(Dataset records on visual material)
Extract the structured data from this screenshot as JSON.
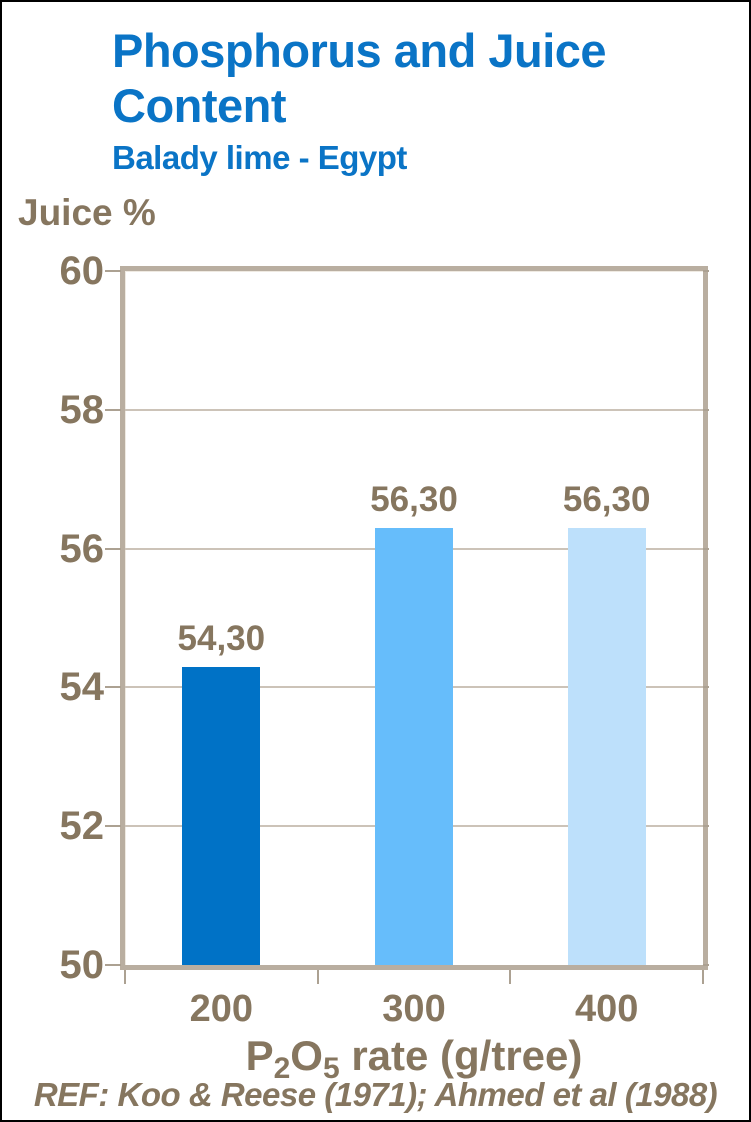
{
  "page": {
    "title": "Phosphorus and Juice Content",
    "subtitle": "Balady lime - Egypt",
    "footer": "REF: Koo & Reese (1971); Ahmed et al (1988)"
  },
  "colors": {
    "title_blue": "#0A74C6",
    "text_brown": "#86765F",
    "plot_border_tan": "#B9AEA0",
    "gridline_tan": "#CCC3B8",
    "bar_colors": [
      "#0072C6",
      "#66BDFB",
      "#BDE0FB"
    ]
  },
  "chart_data": {
    "type": "bar",
    "title": "Phosphorus and Juice Content",
    "subtitle": "Balady lime - Egypt",
    "ylabel": "Juice %",
    "xlabel": "P2O5 rate (g/tree)",
    "xlabel_parts": [
      {
        "text": "P",
        "sub": false
      },
      {
        "text": "2",
        "sub": true
      },
      {
        "text": "O",
        "sub": false
      },
      {
        "text": "5",
        "sub": true
      },
      {
        "text": " rate (g/tree)",
        "sub": false
      }
    ],
    "categories": [
      "200",
      "300",
      "400"
    ],
    "values": [
      54.3,
      56.3,
      56.3
    ],
    "value_labels": [
      "54,30",
      "56,30",
      "56,30"
    ],
    "series": [
      {
        "name": "Juice %",
        "values": [
          54.3,
          56.3,
          56.3
        ]
      }
    ],
    "ylim": [
      50,
      60
    ],
    "yticks": [
      50,
      52,
      54,
      56,
      58,
      60
    ],
    "grid": true,
    "legend_position": "none",
    "annotations": "REF: Koo & Reese (1971); Ahmed et al (1988)"
  }
}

**Requirements:** Every line should be retyped exactly, with the pictures omitted.

**Response below:**
Extract the structured data from this screenshot as JSON.
{
  "page": {
    "title": "Phosphorus and Juice Content",
    "subtitle": "Balady lime - Egypt",
    "footer": "REF: Koo & Reese (1971); Ahmed et al (1988)"
  },
  "colors": {
    "title_blue": "#0A74C6",
    "text_brown": "#86765F",
    "plot_border_tan": "#B9AEA0",
    "gridline_tan": "#CCC3B8",
    "bar_colors": [
      "#0072C6",
      "#66BDFB",
      "#BDE0FB"
    ]
  },
  "chart_data": {
    "type": "bar",
    "title": "Phosphorus and Juice Content",
    "subtitle": "Balady lime - Egypt",
    "ylabel": "Juice %",
    "xlabel": "P2O5 rate (g/tree)",
    "xlabel_parts": [
      {
        "text": "P",
        "sub": false
      },
      {
        "text": "2",
        "sub": true
      },
      {
        "text": "O",
        "sub": false
      },
      {
        "text": "5",
        "sub": true
      },
      {
        "text": " rate (g/tree)",
        "sub": false
      }
    ],
    "categories": [
      "200",
      "300",
      "400"
    ],
    "values": [
      54.3,
      56.3,
      56.3
    ],
    "value_labels": [
      "54,30",
      "56,30",
      "56,30"
    ],
    "series": [
      {
        "name": "Juice %",
        "values": [
          54.3,
          56.3,
          56.3
        ]
      }
    ],
    "ylim": [
      50,
      60
    ],
    "yticks": [
      50,
      52,
      54,
      56,
      58,
      60
    ],
    "grid": true,
    "legend_position": "none",
    "annotations": "REF: Koo & Reese (1971); Ahmed et al (1988)"
  }
}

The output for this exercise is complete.